**Given exercise**
Copy every record below exactly.

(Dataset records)
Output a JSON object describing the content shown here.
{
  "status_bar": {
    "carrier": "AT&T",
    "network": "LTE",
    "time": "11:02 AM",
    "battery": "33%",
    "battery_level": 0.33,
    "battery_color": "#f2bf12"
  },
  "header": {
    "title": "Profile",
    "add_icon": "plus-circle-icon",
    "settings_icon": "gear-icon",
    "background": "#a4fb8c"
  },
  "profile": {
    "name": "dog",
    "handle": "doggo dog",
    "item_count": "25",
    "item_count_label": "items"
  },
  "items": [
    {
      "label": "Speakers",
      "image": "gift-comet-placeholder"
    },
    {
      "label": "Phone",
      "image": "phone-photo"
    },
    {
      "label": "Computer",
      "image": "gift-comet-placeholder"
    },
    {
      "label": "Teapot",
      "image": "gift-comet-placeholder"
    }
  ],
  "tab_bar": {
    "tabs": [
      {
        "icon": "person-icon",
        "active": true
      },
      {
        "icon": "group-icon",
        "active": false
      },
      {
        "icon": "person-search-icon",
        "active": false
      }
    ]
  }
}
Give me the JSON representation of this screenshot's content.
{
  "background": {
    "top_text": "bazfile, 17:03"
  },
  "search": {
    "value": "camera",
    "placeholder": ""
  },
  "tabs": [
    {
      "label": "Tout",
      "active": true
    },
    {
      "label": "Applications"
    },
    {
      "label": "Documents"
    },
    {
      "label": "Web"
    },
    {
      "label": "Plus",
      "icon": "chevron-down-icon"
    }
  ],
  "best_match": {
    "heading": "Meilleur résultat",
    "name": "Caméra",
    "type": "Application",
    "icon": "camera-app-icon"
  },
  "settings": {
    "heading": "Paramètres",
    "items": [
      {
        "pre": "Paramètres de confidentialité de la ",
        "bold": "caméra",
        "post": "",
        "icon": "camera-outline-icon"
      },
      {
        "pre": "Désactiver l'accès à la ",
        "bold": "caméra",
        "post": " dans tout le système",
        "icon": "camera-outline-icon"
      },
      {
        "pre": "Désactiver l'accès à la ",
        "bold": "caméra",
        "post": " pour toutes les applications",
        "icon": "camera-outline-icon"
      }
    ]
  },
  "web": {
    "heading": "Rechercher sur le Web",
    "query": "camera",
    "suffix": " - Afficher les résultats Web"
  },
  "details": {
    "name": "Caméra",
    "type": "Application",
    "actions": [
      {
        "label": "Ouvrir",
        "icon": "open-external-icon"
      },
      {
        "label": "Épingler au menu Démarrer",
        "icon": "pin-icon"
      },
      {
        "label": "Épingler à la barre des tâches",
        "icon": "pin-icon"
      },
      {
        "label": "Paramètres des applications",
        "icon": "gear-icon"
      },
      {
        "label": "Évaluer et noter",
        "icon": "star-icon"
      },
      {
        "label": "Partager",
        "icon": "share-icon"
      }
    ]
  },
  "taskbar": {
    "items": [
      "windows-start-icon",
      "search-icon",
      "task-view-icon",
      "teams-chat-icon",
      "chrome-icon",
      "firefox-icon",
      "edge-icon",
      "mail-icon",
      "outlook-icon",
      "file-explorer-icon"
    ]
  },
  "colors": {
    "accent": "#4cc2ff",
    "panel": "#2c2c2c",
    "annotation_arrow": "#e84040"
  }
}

**Reply**
Output a JSON object describing the content shown here.
{
  "status_bar": {
    "carrier": "AT&T",
    "network": "LTE",
    "time": "11:02 AM",
    "battery": "33%",
    "battery_level": 0.33,
    "battery_color": "#f2bf12"
  },
  "header": {
    "title": "Profile",
    "add_icon": "plus-circle-icon",
    "settings_icon": "gear-icon",
    "background": "#a4fb8c"
  },
  "profile": {
    "name": "dog",
    "handle": "doggo dog",
    "item_count": "25",
    "item_count_label": "items"
  },
  "items": [
    {
      "label": "Speakers",
      "image": "gift-comet-placeholder"
    },
    {
      "label": "Phone",
      "image": "phone-photo"
    },
    {
      "label": "Computer",
      "image": "gift-comet-placeholder"
    },
    {
      "label": "Teapot",
      "image": "gift-comet-placeholder"
    }
  ],
  "tab_bar": {
    "tabs": [
      {
        "icon": "person-icon",
        "active": true
      },
      {
        "icon": "group-icon",
        "active": false
      },
      {
        "icon": "person-search-icon",
        "active": false
      }
    ]
  }
}
Give me the JSON representation of this screenshot's content.
{
  "background": {
    "top_text": "bazfile, 17:03"
  },
  "search": {
    "value": "camera",
    "placeholder": ""
  },
  "tabs": [
    {
      "label": "Tout",
      "active": true
    },
    {
      "label": "Applications"
    },
    {
      "label": "Documents"
    },
    {
      "label": "Web"
    },
    {
      "label": "Plus",
      "icon": "chevron-down-icon"
    }
  ],
  "best_match": {
    "heading": "Meilleur résultat",
    "name": "Caméra",
    "type": "Application",
    "icon": "camera-app-icon"
  },
  "settings": {
    "heading": "Paramètres",
    "items": [
      {
        "pre": "Paramètres de confidentialité de la ",
        "bold": "caméra",
        "post": "",
        "icon": "camera-outline-icon"
      },
      {
        "pre": "Désactiver l'accès à la ",
        "bold": "caméra",
        "post": " dans tout le système",
        "icon": "camera-outline-icon"
      },
      {
        "pre": "Désactiver l'accès à la ",
        "bold": "caméra",
        "post": " pour toutes les applications",
        "icon": "camera-outline-icon"
      }
    ]
  },
  "web": {
    "heading": "Rechercher sur le Web",
    "query": "camera",
    "suffix": " - Afficher les résultats Web"
  },
  "details": {
    "name": "Caméra",
    "type": "Application",
    "actions": [
      {
        "label": "Ouvrir",
        "icon": "open-external-icon"
      },
      {
        "label": "Épingler au menu Démarrer",
        "icon": "pin-icon"
      },
      {
        "label": "Épingler à la barre des tâches",
        "icon": "pin-icon"
      },
      {
        "label": "Paramètres des applications",
        "icon": "gear-icon"
      },
      {
        "label": "Évaluer et noter",
        "icon": "star-icon"
      },
      {
        "label": "Partager",
        "icon": "share-icon"
      }
    ]
  },
  "taskbar": {
    "items": [
      "windows-start-icon",
      "search-icon",
      "task-view-icon",
      "teams-chat-icon",
      "chrome-icon",
      "firefox-icon",
      "edge-icon",
      "mail-icon",
      "outlook-icon",
      "file-explorer-icon"
    ]
  },
  "colors": {
    "accent": "#4cc2ff",
    "panel": "#2c2c2c",
    "annotation_arrow": "#e84040"
  }
}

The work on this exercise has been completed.